--- START OF Extracted records ---

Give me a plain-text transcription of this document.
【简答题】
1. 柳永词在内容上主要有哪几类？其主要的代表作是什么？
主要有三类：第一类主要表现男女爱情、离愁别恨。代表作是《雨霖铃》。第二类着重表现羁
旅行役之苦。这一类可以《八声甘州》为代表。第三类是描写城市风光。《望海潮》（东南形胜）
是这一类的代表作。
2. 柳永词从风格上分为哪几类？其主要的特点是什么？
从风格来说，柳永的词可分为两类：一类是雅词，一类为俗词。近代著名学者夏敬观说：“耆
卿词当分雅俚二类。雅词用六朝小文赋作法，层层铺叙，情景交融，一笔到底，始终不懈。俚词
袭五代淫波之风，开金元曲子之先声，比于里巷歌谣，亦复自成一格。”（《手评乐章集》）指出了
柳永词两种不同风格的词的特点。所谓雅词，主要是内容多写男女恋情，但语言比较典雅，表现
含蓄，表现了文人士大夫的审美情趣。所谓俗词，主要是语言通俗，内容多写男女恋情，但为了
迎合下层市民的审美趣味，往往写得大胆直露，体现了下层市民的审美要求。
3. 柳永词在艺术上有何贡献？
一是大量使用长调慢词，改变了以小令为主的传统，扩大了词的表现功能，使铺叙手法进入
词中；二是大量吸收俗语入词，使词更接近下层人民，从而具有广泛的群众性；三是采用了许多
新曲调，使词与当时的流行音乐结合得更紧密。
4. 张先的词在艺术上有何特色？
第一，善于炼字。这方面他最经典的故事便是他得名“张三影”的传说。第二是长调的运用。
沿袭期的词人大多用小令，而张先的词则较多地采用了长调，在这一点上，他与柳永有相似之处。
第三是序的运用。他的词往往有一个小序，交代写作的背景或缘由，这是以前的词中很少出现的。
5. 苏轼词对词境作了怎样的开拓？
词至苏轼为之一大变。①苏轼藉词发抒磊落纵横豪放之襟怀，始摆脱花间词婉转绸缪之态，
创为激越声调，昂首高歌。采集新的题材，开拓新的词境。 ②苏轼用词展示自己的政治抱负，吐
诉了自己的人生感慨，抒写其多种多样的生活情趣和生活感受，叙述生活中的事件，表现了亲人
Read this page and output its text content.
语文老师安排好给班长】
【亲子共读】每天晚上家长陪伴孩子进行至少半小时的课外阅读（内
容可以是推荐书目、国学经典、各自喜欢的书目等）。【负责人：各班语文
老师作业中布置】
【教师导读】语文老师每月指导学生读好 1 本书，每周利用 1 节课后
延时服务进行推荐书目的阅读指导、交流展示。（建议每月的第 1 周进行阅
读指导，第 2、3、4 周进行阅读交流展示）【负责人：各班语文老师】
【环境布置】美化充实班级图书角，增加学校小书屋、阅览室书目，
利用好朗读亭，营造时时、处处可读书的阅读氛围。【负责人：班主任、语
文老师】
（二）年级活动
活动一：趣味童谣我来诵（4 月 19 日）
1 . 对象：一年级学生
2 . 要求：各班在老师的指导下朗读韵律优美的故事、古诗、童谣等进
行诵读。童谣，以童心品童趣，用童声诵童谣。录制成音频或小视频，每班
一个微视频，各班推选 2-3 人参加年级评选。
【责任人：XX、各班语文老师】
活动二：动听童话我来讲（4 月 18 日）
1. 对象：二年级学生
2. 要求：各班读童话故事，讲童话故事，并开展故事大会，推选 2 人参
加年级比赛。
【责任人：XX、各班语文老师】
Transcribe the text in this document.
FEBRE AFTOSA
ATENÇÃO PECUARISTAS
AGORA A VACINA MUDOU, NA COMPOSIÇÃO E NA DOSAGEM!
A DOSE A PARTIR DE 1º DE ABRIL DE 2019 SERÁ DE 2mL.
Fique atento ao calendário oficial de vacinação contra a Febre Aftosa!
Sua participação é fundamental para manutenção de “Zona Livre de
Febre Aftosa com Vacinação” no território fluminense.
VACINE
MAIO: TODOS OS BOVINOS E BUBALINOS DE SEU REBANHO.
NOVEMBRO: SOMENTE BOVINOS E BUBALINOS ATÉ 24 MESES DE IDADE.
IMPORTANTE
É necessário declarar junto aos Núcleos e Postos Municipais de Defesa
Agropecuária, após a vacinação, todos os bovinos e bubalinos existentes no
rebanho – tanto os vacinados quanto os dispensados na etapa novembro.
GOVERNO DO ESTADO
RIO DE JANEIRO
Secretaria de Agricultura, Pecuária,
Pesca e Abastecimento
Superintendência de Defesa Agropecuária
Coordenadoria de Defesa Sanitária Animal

--- END OF Extracted records ---

Copy all lines of the material above where the string "Agropecuária" occurs.

Agropecuária, após a vacinação, todos os bovinos e bubalinos existentes no
Superintendência de Defesa Agropecuária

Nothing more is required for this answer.